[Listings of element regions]
-.-.-

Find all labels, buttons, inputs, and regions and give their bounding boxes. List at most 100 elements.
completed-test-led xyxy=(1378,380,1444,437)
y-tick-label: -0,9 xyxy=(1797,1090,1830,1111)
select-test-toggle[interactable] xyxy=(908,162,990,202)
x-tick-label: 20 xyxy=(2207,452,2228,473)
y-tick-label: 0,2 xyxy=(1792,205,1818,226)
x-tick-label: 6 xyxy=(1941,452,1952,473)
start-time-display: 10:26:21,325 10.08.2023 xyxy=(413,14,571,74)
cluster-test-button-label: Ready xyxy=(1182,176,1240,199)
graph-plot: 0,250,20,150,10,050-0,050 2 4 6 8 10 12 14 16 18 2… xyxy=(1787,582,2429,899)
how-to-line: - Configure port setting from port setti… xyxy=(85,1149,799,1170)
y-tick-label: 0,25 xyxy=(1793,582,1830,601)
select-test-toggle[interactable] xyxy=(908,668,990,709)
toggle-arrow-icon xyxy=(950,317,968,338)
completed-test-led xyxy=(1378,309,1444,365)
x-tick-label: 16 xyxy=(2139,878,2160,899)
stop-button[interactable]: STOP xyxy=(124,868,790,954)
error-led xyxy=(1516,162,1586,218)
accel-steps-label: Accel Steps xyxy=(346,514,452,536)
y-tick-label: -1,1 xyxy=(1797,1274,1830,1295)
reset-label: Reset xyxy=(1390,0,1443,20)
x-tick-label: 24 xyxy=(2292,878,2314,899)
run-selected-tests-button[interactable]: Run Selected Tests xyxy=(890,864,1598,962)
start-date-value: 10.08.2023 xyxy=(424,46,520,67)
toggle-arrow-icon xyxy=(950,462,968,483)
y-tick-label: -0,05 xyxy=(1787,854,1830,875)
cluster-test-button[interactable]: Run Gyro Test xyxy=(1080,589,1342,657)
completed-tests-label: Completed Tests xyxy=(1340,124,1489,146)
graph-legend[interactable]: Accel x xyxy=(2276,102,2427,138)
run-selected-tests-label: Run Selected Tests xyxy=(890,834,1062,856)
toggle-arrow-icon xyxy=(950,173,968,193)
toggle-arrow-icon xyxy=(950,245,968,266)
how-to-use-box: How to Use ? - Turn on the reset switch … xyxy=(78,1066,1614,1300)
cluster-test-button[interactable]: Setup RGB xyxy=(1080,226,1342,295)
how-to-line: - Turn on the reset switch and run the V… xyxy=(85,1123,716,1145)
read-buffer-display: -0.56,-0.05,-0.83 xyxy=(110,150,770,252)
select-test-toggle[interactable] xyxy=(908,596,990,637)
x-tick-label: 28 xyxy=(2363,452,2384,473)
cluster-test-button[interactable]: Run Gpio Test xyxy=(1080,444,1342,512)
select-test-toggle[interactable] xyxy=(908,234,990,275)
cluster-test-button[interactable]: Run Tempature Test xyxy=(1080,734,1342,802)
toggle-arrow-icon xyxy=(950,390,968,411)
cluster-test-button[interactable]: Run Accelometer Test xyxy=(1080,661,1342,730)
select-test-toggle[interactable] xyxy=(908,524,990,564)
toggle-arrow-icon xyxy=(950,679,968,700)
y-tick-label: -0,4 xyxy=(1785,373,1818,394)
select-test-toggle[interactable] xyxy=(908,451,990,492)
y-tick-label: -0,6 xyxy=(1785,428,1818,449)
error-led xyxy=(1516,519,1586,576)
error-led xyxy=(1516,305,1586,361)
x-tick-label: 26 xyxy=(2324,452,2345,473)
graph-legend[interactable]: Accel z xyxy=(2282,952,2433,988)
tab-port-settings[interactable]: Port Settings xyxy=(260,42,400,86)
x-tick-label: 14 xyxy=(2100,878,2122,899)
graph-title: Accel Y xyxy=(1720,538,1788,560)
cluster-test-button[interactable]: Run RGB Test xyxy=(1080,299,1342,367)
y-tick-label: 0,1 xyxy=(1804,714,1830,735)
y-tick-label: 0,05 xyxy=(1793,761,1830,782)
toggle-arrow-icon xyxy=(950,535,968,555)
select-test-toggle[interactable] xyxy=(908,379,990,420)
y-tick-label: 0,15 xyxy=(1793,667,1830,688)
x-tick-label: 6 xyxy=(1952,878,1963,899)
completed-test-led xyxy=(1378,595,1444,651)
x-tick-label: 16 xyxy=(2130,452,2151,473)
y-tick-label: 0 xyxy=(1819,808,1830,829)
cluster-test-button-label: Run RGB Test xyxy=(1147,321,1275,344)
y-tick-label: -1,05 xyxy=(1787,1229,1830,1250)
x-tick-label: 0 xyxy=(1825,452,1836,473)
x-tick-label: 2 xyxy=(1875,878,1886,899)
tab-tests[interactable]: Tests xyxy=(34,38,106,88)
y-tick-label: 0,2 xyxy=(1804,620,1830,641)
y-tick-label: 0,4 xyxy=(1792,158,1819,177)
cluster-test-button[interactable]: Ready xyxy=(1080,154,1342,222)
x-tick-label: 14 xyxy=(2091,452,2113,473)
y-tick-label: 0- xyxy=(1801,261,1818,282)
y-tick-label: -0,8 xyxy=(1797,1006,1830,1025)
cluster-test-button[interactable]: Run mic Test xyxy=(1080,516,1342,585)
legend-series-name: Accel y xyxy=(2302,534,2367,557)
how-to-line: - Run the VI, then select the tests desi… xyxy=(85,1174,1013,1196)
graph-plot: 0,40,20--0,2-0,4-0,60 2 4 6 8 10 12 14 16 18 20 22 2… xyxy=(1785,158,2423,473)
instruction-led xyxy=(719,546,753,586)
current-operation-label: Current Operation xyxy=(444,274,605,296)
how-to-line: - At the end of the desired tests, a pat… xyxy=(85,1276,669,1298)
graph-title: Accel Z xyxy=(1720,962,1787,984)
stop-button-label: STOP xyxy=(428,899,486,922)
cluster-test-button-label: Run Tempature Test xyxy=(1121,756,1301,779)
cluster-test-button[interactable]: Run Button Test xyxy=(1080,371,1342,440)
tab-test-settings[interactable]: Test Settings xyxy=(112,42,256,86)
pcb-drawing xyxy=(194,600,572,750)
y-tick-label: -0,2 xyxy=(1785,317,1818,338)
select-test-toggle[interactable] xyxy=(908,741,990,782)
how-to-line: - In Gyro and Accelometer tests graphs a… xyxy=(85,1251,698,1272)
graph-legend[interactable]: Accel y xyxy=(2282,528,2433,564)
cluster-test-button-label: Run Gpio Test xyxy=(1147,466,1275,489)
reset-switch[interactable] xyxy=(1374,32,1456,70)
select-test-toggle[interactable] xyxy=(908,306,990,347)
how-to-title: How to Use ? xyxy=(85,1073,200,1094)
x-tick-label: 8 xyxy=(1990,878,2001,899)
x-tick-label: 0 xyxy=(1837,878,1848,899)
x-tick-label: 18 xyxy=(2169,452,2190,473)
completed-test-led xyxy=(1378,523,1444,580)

-.-.-

To do: Reproduce the data verbatim from its first line through the line containing "select-test-toggle[interactable] xyxy=(908,668,990,709)", including both of those lines.

Full response:
Find all labels, buttons, inputs, and regions and give their bounding boxes. List at most 100 elements.
completed-test-led xyxy=(1378,380,1444,437)
y-tick-label: -0,9 xyxy=(1797,1090,1830,1111)
select-test-toggle[interactable] xyxy=(908,162,990,202)
x-tick-label: 20 xyxy=(2207,452,2228,473)
y-tick-label: 0,2 xyxy=(1792,205,1818,226)
x-tick-label: 6 xyxy=(1941,452,1952,473)
start-time-display: 10:26:21,325 10.08.2023 xyxy=(413,14,571,74)
cluster-test-button-label: Ready xyxy=(1182,176,1240,199)
graph-plot: 0,250,20,150,10,050-0,050 2 4 6 8 10 12 14 16 18 2… xyxy=(1787,582,2429,899)
how-to-line: - Configure port setting from port setti… xyxy=(85,1149,799,1170)
y-tick-label: 0,25 xyxy=(1793,582,1830,601)
select-test-toggle[interactable] xyxy=(908,668,990,709)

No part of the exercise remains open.